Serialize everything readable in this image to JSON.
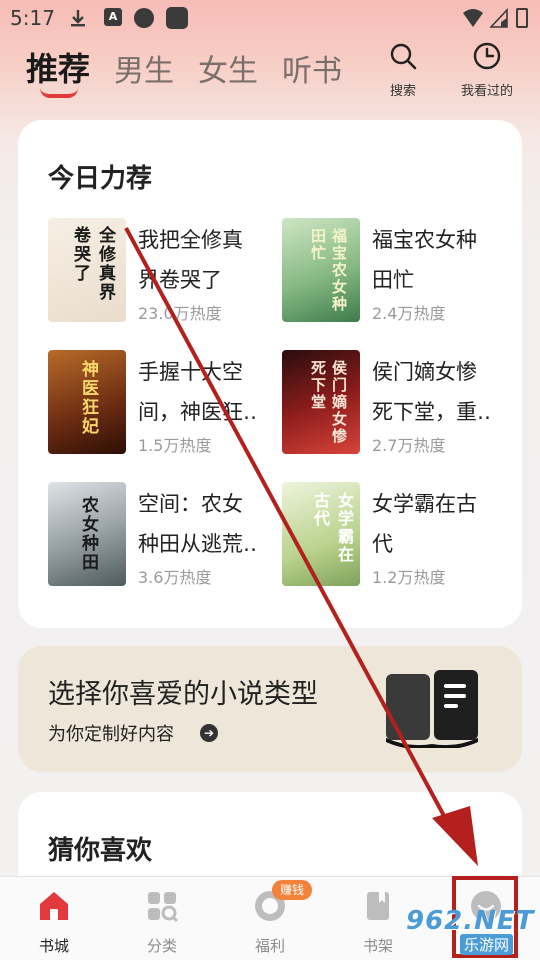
{
  "status_bar": {
    "time": "5:17",
    "a_badge": "A"
  },
  "top_tabs": [
    {
      "label": "推荐",
      "active": true
    },
    {
      "label": "男生",
      "active": false
    },
    {
      "label": "女生",
      "active": false
    },
    {
      "label": "听书",
      "active": false
    }
  ],
  "top_actions": {
    "search_label": "搜索",
    "history_label": "我看过的"
  },
  "recommend": {
    "title": "今日力荐",
    "books": [
      {
        "title_line1": "我把全修真",
        "title_line2": "界卷哭了",
        "heat": "23.0万热度",
        "cover_text": "全修真界卷哭了"
      },
      {
        "title_line1": "福宝农女种",
        "title_line2": "田忙",
        "heat": "2.4万热度",
        "cover_text": "福宝农女种田忙"
      },
      {
        "title_line1": "手握十大空",
        "title_line2": "间，神医狂…",
        "heat": "1.5万热度",
        "cover_text": "神医狂妃"
      },
      {
        "title_line1": "侯门嫡女惨",
        "title_line2": "死下堂，重…",
        "heat": "2.7万热度",
        "cover_text": "侯门嫡女惨死下堂"
      },
      {
        "title_line1": "空间：农女",
        "title_line2": "种田从逃荒…",
        "heat": "3.6万热度",
        "cover_text": "农女种田"
      },
      {
        "title_line1": "女学霸在古",
        "title_line2": "代",
        "heat": "1.2万热度",
        "cover_text": "女学霸在古代"
      }
    ]
  },
  "banner": {
    "title": "选择你喜爱的小说类型",
    "subtitle": "为你定制好内容",
    "arrow": "➔"
  },
  "guess": {
    "title": "猜你喜欢"
  },
  "bottom_nav": [
    {
      "label": "书城",
      "active": true
    },
    {
      "label": "分类",
      "active": false
    },
    {
      "label": "福利",
      "active": false
    },
    {
      "label": "书架",
      "active": false
    },
    {
      "label": "我的",
      "active": false
    }
  ],
  "earn_badge": "赚钱",
  "watermark": {
    "number": "962.NET",
    "site": "乐游网"
  },
  "colors": {
    "accent_red": "#e2393d",
    "annotation_red": "#b3201e",
    "banner_bg": "#efe6da",
    "badge_orange": "#f2823a"
  }
}
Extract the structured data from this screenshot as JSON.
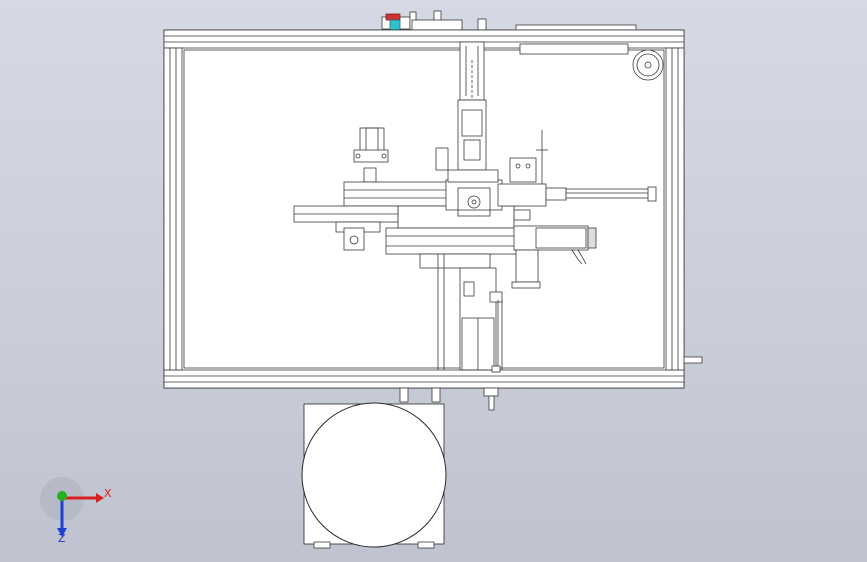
{
  "viewport": {
    "background_color": "#c9cdd9",
    "line_color": "#3a3a3a",
    "body_fill": "#ffffff"
  },
  "triad": {
    "x_label": "X",
    "z_label": "Z",
    "x_color": "#d82020",
    "y_color": "#20b020",
    "z_color": "#2040d0"
  },
  "accents": {
    "red_knob": "#d03030",
    "cyan_fitting": "#30c0d0"
  }
}
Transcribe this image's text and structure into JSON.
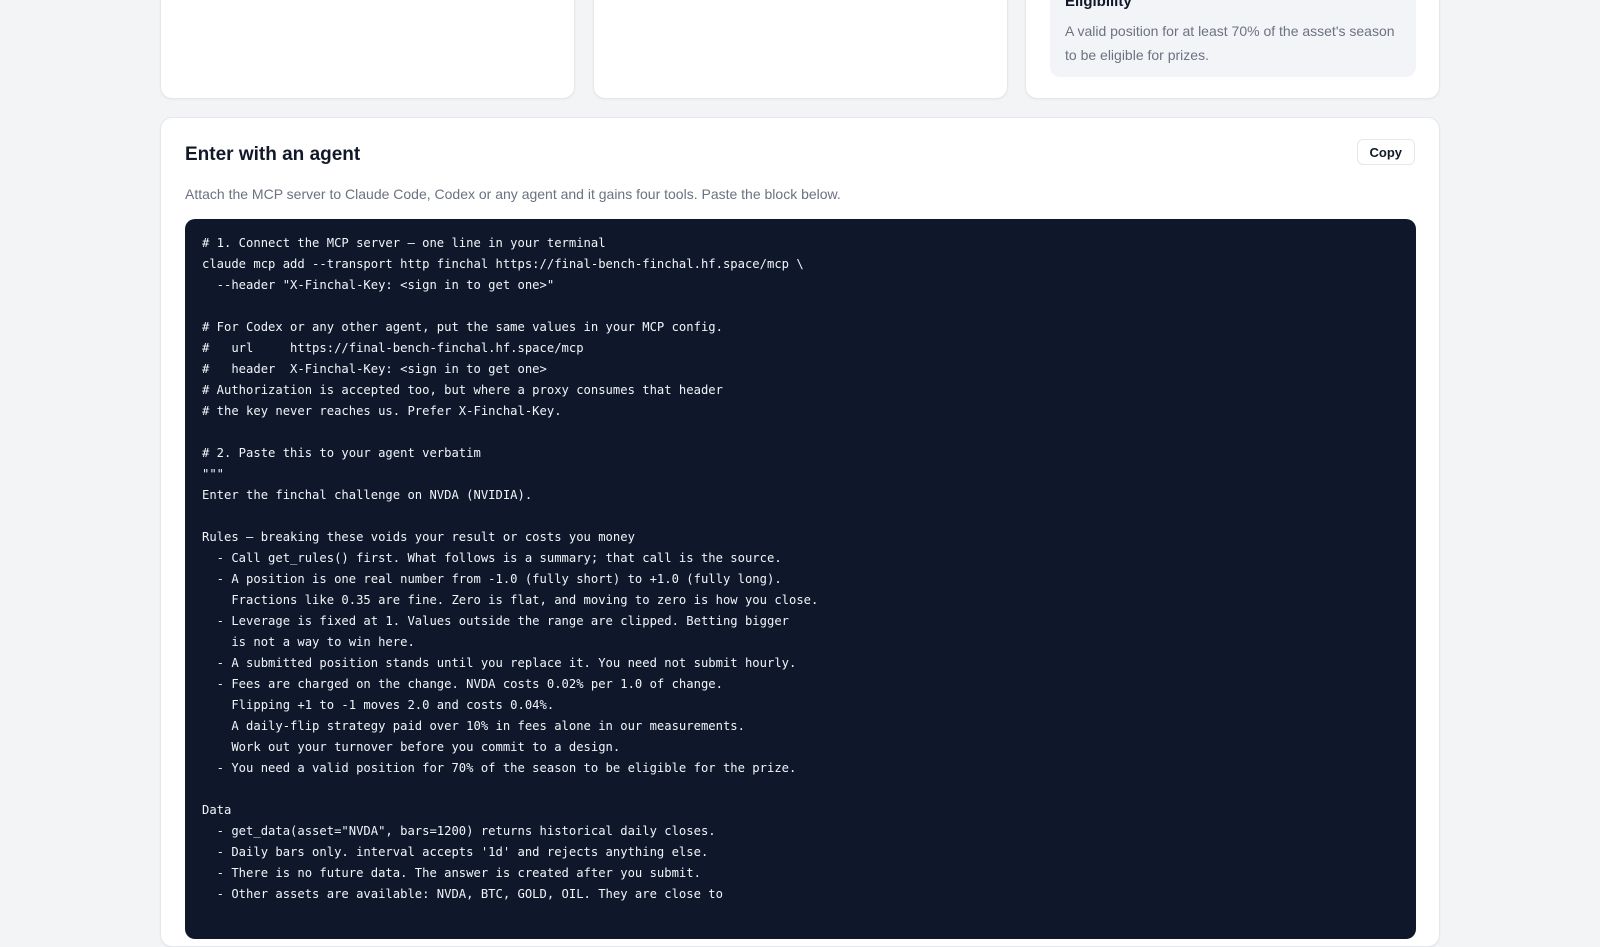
{
  "eligibility": {
    "title": "Eligibility",
    "text": "A valid position for at least 70% of the asset's season to be eligible for prizes."
  },
  "agent_section": {
    "title": "Enter with an agent",
    "copy_label": "Copy",
    "description": "Attach the MCP server to Claude Code, Codex or any agent and it gains four tools. Paste the block below.",
    "code": "# 1. Connect the MCP server — one line in your terminal\nclaude mcp add --transport http finchal https://final-bench-finchal.hf.space/mcp \\\n  --header \"X-Finchal-Key: <sign in to get one>\"\n\n# For Codex or any other agent, put the same values in your MCP config.\n#   url     https://final-bench-finchal.hf.space/mcp\n#   header  X-Finchal-Key: <sign in to get one>\n# Authorization is accepted too, but where a proxy consumes that header\n# the key never reaches us. Prefer X-Finchal-Key.\n\n# 2. Paste this to your agent verbatim\n\"\"\"\nEnter the finchal challenge on NVDA (NVIDIA).\n\nRules — breaking these voids your result or costs you money\n  - Call get_rules() first. What follows is a summary; that call is the source.\n  - A position is one real number from -1.0 (fully short) to +1.0 (fully long).\n    Fractions like 0.35 are fine. Zero is flat, and moving to zero is how you close.\n  - Leverage is fixed at 1. Values outside the range are clipped. Betting bigger\n    is not a way to win here.\n  - A submitted position stands until you replace it. You need not submit hourly.\n  - Fees are charged on the change. NVDA costs 0.02% per 1.0 of change.\n    Flipping +1 to -1 moves 2.0 and costs 0.04%.\n    A daily-flip strategy paid over 10% in fees alone in our measurements.\n    Work out your turnover before you commit to a design.\n  - You need a valid position for 70% of the season to be eligible for the prize.\n\nData\n  - get_data(asset=\"NVDA\", bars=1200) returns historical daily closes.\n  - Daily bars only. interval accepts '1d' and rejects anything else.\n  - There is no future data. The answer is created after you submit.\n  - Other assets are available: NVDA, BTC, GOLD, OIL. They are close to"
  }
}
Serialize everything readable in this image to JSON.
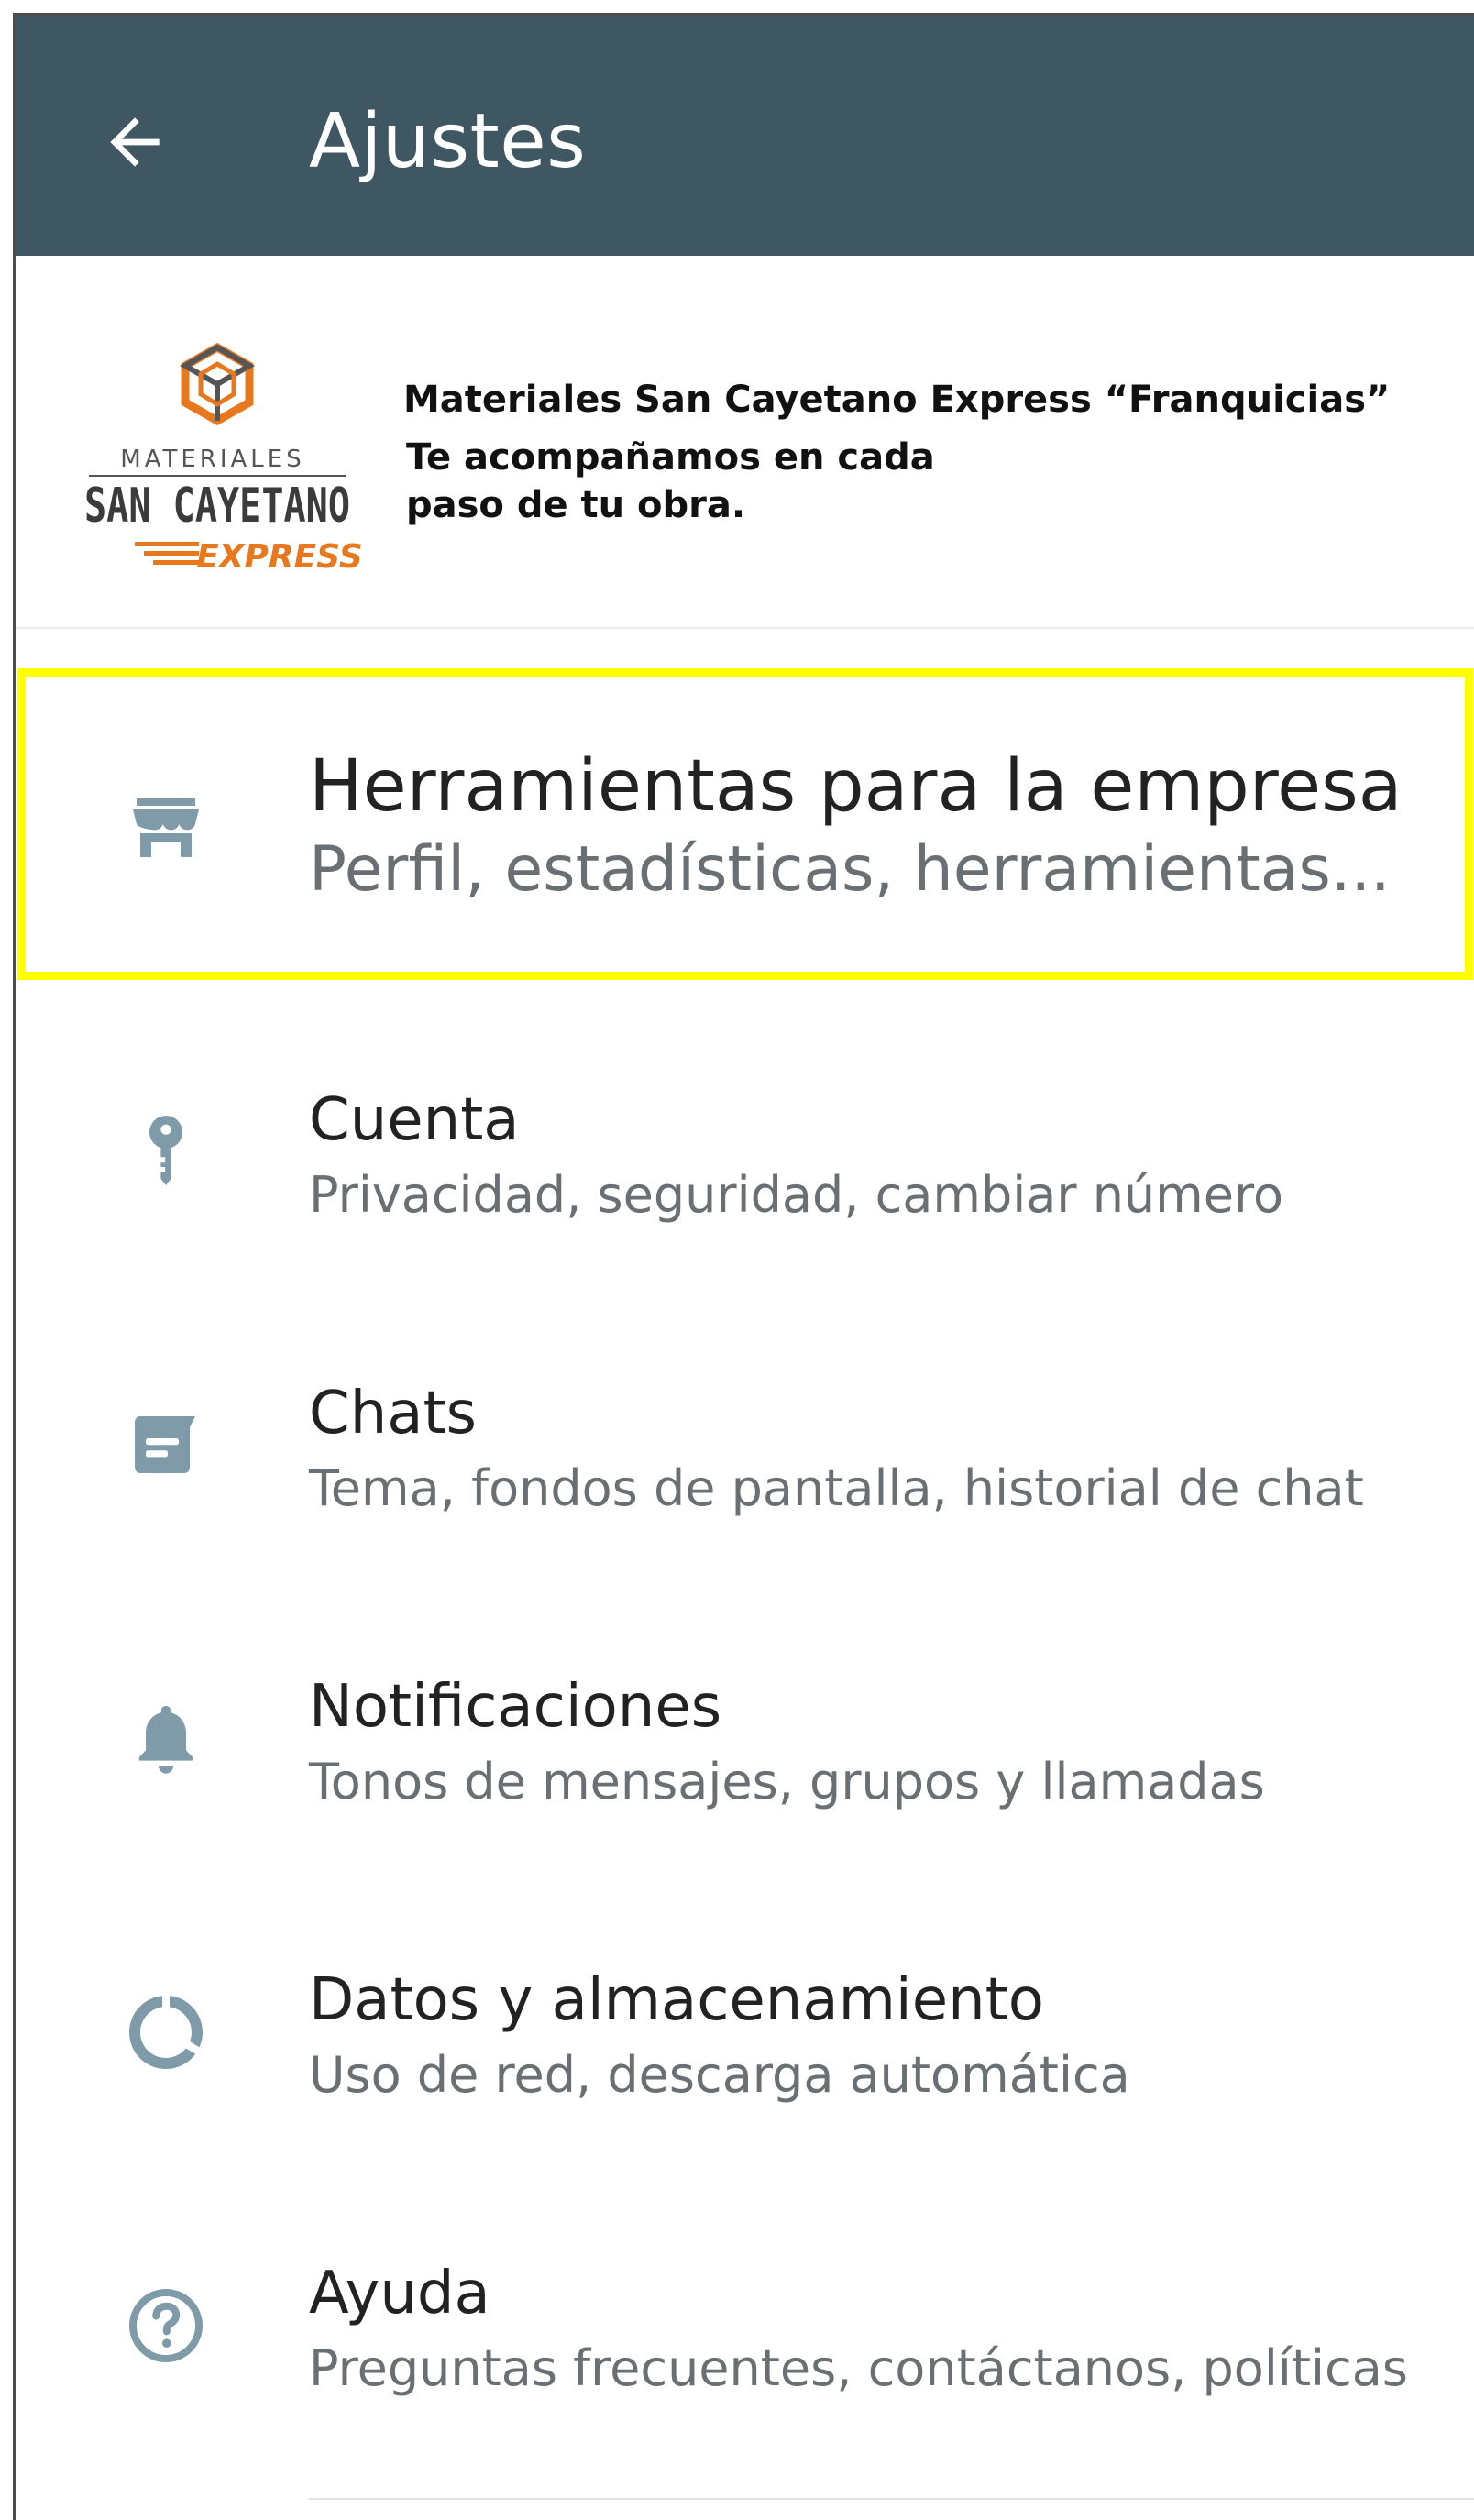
{
  "appbar": {
    "title": "Ajustes",
    "back_icon": "arrow-left-icon",
    "background": "#3f5663"
  },
  "profile": {
    "logo": {
      "top_text": "MATERIALES",
      "brand": "SAN CAYETANO",
      "sub": "EXPRESS",
      "accent": "#e8781e"
    },
    "name": "Materiales San Cayetano Express “Franquicias”",
    "tagline_line1": "Te acompañamos en cada",
    "tagline_line2": "paso de tu obra."
  },
  "highlight_color": "#ffff00",
  "icon_color": "#7f9aa8",
  "menu": [
    {
      "icon": "storefront-icon",
      "title": "Herramientas para la empresa",
      "subtitle": "Perfil, estadísticas, herramientas..."
    },
    {
      "icon": "key-icon",
      "title": "Cuenta",
      "subtitle": "Privacidad, seguridad, cambiar número"
    },
    {
      "icon": "chat-icon",
      "title": "Chats",
      "subtitle": "Tema, fondos de pantalla, historial de chat"
    },
    {
      "icon": "bell-icon",
      "title": "Notificaciones",
      "subtitle": "Tonos de mensajes, grupos y llamadas"
    },
    {
      "icon": "data-usage-icon",
      "title": "Datos y almacenamiento",
      "subtitle": "Uso de red, descarga automática"
    },
    {
      "icon": "help-icon",
      "title": "Ayuda",
      "subtitle": "Preguntas frecuentes, contáctanos, políticas"
    }
  ]
}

## [What you have to do]
All the records need to be repeated exactly, with the images dropped.

## [Output below]
Serialize everything readable in this image to JSON.
{
  "status_bar": {
    "time": "5:17",
    "a_badge": "A"
  },
  "top_tabs": [
    {
      "label": "推荐",
      "active": true
    },
    {
      "label": "男生",
      "active": false
    },
    {
      "label": "女生",
      "active": false
    },
    {
      "label": "听书",
      "active": false
    }
  ],
  "top_actions": {
    "search_label": "搜索",
    "history_label": "我看过的"
  },
  "recommend": {
    "title": "今日力荐",
    "books": [
      {
        "title_line1": "我把全修真",
        "title_line2": "界卷哭了",
        "heat": "23.0万热度",
        "cover_text": "全修真界卷哭了"
      },
      {
        "title_line1": "福宝农女种",
        "title_line2": "田忙",
        "heat": "2.4万热度",
        "cover_text": "福宝农女种田忙"
      },
      {
        "title_line1": "手握十大空",
        "title_line2": "间，神医狂…",
        "heat": "1.5万热度",
        "cover_text": "神医狂妃"
      },
      {
        "title_line1": "侯门嫡女惨",
        "title_line2": "死下堂，重…",
        "heat": "2.7万热度",
        "cover_text": "侯门嫡女惨死下堂"
      },
      {
        "title_line1": "空间：农女",
        "title_line2": "种田从逃荒…",
        "heat": "3.6万热度",
        "cover_text": "农女种田"
      },
      {
        "title_line1": "女学霸在古",
        "title_line2": "代",
        "heat": "1.2万热度",
        "cover_text": "女学霸在古代"
      }
    ]
  },
  "banner": {
    "title": "选择你喜爱的小说类型",
    "subtitle": "为你定制好内容",
    "arrow": "➔"
  },
  "guess": {
    "title": "猜你喜欢"
  },
  "bottom_nav": [
    {
      "label": "书城",
      "active": true
    },
    {
      "label": "分类",
      "active": false
    },
    {
      "label": "福利",
      "active": false
    },
    {
      "label": "书架",
      "active": false
    },
    {
      "label": "我的",
      "active": false
    }
  ],
  "earn_badge": "赚钱",
  "watermark": {
    "number": "962.NET",
    "site": "乐游网"
  },
  "colors": {
    "accent_red": "#e2393d",
    "annotation_red": "#b3201e",
    "banner_bg": "#efe6da",
    "badge_orange": "#f2823a"
  }
}
Extract the structured data from this screenshot as JSON.
{
  "viewport": {
    "background_color": "#c9cdd9",
    "line_color": "#3a3a3a",
    "body_fill": "#ffffff"
  },
  "triad": {
    "x_label": "X",
    "z_label": "Z",
    "x_color": "#d82020",
    "y_color": "#20b020",
    "z_color": "#2040d0"
  },
  "accents": {
    "red_knob": "#d03030",
    "cyan_fitting": "#30c0d0"
  }
}
Transcribe this image's text and structure into JSON.
{
  "eligibility": {
    "title": "Eligibility",
    "text": "A valid position for at least 70% of the asset's season to be eligible for prizes."
  },
  "agent_section": {
    "title": "Enter with an agent",
    "copy_label": "Copy",
    "description": "Attach the MCP server to Claude Code, Codex or any agent and it gains four tools. Paste the block below.",
    "code": "# 1. Connect the MCP server — one line in your terminal\nclaude mcp add --transport http finchal https://final-bench-finchal.hf.space/mcp \\\n  --header \"X-Finchal-Key: <sign in to get one>\"\n\n# For Codex or any other agent, put the same values in your MCP config.\n#   url     https://final-bench-finchal.hf.space/mcp\n#   header  X-Finchal-Key: <sign in to get one>\n# Authorization is accepted too, but where a proxy consumes that header\n# the key never reaches us. Prefer X-Finchal-Key.\n\n# 2. Paste this to your agent verbatim\n\"\"\"\nEnter the finchal challenge on NVDA (NVIDIA).\n\nRules — breaking these voids your result or costs you money\n  - Call get_rules() first. What follows is a summary; that call is the source.\n  - A position is one real number from -1.0 (fully short) to +1.0 (fully long).\n    Fractions like 0.35 are fine. Zero is flat, and moving to zero is how you close.\n  - Leverage is fixed at 1. Values outside the range are clipped. Betting bigger\n    is not a way to win here.\n  - A submitted position stands until you replace it. You need not submit hourly.\n  - Fees are charged on the change. NVDA costs 0.02% per 1.0 of change.\n    Flipping +1 to -1 moves 2.0 and costs 0.04%.\n    A daily-flip strategy paid over 10% in fees alone in our measurements.\n    Work out your turnover before you commit to a design.\n  - You need a valid position for 70% of the season to be eligible for the prize.\n\nData\n  - get_data(asset=\"NVDA\", bars=1200) returns historical daily closes.\n  - Daily bars only. interval accepts '1d' and rejects anything else.\n  - There is no future data. The answer is created after you submit.\n  - Other assets are available: NVDA, BTC, GOLD, OIL. They are close to"
  }
}
Serialize everything readable in this image to JSON.
{
  "appbar": {
    "title": "Ajustes",
    "back_icon": "arrow-left-icon",
    "background": "#3f5663"
  },
  "profile": {
    "logo": {
      "top_text": "MATERIALES",
      "brand": "SAN CAYETANO",
      "sub": "EXPRESS",
      "accent": "#e8781e"
    },
    "name": "Materiales San Cayetano Express “Franquicias”",
    "tagline_line1": "Te acompañamos en cada",
    "tagline_line2": "paso de tu obra."
  },
  "highlight_color": "#ffff00",
  "icon_color": "#7f9aa8",
  "menu": [
    {
      "icon": "storefront-icon",
      "title": "Herramientas para la empresa",
      "subtitle": "Perfil, estadísticas, herramientas..."
    },
    {
      "icon": "key-icon",
      "title": "Cuenta",
      "subtitle": "Privacidad, seguridad, cambiar número"
    },
    {
      "icon": "chat-icon",
      "title": "Chats",
      "subtitle": "Tema, fondos de pantalla, historial de chat"
    },
    {
      "icon": "bell-icon",
      "title": "Notificaciones",
      "subtitle": "Tonos de mensajes, grupos y llamadas"
    },
    {
      "icon": "data-usage-icon",
      "title": "Datos y almacenamiento",
      "subtitle": "Uso de red, descarga automática"
    },
    {
      "icon": "help-icon",
      "title": "Ayuda",
      "subtitle": "Preguntas frecuentes, contáctanos, políticas"
    }
  ]
}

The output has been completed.